— Description of the task —
Among the lines of these entries, how many hold the word "Noncommercial"? State only the number.

■ ■ ■ ■

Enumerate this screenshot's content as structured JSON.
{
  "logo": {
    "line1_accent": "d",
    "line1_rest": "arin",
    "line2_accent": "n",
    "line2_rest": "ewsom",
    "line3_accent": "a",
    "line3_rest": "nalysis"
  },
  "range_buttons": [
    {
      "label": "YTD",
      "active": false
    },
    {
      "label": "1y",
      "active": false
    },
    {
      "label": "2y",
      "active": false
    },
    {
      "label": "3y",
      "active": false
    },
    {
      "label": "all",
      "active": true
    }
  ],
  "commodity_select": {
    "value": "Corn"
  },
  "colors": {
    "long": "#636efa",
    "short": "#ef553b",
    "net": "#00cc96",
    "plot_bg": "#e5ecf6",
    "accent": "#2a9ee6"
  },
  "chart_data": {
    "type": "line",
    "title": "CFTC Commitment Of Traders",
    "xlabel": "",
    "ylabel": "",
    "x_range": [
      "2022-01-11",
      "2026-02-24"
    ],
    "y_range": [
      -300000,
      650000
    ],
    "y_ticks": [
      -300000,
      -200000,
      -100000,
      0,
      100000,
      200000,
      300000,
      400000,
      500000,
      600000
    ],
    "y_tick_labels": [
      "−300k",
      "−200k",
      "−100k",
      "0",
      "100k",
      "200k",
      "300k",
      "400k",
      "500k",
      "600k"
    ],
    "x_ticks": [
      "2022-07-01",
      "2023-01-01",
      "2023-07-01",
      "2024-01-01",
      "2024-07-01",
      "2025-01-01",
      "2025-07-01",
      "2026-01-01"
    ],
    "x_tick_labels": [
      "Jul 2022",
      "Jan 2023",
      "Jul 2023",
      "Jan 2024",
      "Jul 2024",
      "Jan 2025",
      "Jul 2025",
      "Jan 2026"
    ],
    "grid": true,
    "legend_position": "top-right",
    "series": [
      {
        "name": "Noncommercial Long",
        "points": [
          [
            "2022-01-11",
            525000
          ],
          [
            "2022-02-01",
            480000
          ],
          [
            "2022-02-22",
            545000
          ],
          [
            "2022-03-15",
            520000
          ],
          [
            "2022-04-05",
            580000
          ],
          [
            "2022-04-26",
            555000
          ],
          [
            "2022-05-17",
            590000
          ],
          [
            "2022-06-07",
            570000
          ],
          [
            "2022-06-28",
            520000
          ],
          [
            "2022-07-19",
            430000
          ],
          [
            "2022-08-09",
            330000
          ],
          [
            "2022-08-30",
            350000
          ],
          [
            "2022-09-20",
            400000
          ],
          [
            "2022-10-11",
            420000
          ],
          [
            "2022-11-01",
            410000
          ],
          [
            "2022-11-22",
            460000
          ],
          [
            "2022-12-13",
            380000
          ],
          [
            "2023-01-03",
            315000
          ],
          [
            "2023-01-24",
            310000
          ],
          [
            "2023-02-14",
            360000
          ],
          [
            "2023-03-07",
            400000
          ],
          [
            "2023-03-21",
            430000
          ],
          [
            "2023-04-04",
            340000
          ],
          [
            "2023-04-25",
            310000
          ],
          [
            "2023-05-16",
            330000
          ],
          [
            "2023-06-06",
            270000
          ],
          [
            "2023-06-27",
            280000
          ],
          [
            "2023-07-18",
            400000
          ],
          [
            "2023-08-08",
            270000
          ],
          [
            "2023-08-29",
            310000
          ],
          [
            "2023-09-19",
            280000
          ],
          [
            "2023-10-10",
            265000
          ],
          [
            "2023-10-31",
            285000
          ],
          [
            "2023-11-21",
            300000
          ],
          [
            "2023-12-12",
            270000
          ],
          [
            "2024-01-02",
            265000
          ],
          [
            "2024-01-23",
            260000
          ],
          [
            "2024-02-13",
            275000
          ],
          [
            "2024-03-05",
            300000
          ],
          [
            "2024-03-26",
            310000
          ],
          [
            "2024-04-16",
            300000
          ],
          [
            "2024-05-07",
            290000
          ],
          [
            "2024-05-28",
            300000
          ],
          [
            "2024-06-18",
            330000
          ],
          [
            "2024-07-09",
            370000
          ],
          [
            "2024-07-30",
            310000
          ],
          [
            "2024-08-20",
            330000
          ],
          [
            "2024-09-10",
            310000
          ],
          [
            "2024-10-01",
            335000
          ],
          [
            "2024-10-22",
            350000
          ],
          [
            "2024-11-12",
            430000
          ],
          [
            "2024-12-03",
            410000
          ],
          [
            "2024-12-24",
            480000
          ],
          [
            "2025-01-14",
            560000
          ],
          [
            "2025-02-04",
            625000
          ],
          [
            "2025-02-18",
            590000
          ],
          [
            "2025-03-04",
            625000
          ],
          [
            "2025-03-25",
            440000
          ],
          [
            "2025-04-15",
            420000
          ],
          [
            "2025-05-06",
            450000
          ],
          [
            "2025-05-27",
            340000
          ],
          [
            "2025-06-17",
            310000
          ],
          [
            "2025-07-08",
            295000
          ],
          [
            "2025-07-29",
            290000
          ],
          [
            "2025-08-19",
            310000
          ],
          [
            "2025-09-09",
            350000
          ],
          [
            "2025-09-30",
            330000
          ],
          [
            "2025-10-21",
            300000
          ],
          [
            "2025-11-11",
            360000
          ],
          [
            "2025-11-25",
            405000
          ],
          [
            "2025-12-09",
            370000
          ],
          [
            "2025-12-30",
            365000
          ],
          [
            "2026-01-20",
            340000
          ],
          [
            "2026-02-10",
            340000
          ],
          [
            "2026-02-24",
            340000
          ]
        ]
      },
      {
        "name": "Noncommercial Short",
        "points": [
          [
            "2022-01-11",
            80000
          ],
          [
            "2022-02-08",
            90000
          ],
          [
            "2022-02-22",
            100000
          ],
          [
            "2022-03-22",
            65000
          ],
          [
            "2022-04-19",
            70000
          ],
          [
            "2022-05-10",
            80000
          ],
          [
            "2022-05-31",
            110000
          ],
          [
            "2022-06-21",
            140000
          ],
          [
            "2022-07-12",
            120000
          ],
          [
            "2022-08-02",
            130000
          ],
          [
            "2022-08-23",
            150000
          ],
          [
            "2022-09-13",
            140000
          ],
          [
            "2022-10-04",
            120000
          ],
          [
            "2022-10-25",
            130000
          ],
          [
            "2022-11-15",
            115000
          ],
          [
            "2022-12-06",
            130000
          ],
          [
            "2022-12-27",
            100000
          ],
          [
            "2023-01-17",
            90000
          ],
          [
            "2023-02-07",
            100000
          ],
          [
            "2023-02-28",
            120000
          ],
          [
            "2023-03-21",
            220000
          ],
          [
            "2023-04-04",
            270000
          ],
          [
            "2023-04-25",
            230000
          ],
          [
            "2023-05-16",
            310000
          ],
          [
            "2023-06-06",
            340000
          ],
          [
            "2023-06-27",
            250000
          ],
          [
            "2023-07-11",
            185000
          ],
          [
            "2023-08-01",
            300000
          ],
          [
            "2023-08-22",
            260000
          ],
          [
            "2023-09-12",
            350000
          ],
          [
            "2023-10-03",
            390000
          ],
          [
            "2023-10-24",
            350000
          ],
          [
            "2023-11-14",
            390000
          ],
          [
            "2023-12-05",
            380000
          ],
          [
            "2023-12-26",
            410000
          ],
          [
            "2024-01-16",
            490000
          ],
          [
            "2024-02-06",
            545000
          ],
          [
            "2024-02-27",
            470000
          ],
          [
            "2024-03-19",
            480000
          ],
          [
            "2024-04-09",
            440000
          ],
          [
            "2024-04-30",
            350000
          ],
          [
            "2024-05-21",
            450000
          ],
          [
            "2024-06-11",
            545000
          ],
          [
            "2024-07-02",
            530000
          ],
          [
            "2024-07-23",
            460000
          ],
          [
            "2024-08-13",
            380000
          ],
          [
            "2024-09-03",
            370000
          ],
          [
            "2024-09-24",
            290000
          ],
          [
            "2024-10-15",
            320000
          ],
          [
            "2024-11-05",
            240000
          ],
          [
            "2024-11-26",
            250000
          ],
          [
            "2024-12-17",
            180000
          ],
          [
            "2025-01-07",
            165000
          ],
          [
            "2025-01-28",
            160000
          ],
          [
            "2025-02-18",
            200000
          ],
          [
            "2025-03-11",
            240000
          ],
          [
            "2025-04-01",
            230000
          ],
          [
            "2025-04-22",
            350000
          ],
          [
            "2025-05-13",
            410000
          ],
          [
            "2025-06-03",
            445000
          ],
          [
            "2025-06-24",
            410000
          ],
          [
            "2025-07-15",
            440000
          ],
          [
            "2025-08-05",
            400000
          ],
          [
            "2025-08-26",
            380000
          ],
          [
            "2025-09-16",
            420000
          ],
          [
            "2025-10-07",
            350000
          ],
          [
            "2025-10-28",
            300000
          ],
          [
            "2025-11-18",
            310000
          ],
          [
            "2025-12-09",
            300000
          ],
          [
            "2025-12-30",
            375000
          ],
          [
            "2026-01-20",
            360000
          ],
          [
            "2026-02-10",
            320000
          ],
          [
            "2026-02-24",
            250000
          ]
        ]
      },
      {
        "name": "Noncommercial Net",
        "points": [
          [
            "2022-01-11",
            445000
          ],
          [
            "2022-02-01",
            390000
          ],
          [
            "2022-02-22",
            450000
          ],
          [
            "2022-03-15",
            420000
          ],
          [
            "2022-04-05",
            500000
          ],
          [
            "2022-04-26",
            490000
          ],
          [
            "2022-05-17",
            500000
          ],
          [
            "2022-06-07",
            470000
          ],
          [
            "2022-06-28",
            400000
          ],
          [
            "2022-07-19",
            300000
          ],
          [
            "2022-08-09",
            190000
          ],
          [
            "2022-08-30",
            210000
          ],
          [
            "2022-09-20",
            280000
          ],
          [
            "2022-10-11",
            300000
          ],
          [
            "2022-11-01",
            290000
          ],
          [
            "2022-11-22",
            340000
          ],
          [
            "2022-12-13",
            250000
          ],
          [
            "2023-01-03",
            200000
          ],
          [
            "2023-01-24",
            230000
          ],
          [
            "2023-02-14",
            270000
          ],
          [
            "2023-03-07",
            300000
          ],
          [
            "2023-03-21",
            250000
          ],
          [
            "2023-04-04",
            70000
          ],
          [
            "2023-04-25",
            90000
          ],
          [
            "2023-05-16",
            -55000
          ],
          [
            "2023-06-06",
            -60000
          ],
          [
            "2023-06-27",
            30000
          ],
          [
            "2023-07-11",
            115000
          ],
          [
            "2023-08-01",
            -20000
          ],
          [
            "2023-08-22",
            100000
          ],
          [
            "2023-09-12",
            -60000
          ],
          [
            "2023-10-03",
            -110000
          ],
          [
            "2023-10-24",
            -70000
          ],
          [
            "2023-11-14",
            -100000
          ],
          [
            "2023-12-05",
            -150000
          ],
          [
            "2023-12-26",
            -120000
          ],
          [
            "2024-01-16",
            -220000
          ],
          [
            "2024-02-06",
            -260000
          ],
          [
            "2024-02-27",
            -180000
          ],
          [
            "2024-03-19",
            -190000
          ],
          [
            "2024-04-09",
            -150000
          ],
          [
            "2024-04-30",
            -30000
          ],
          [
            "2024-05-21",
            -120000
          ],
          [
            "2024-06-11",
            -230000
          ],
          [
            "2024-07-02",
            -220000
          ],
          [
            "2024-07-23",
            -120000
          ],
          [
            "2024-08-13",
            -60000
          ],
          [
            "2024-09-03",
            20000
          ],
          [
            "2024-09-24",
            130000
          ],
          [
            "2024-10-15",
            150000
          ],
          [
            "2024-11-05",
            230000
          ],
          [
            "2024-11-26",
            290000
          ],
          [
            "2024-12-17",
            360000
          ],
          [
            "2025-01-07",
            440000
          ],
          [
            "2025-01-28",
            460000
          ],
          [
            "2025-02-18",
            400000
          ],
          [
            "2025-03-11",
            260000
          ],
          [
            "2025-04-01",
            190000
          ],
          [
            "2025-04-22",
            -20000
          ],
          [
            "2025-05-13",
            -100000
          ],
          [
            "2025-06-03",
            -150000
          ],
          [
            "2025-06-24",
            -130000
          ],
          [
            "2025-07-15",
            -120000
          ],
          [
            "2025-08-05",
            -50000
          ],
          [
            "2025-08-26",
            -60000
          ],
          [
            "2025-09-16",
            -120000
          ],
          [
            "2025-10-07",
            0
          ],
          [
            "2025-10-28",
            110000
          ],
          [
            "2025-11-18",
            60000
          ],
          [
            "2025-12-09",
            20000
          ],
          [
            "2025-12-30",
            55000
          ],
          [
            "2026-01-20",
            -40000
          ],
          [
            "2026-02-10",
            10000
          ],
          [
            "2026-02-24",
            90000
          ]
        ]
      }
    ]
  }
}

■ ■ ■ ■

— Answer to the problem —
3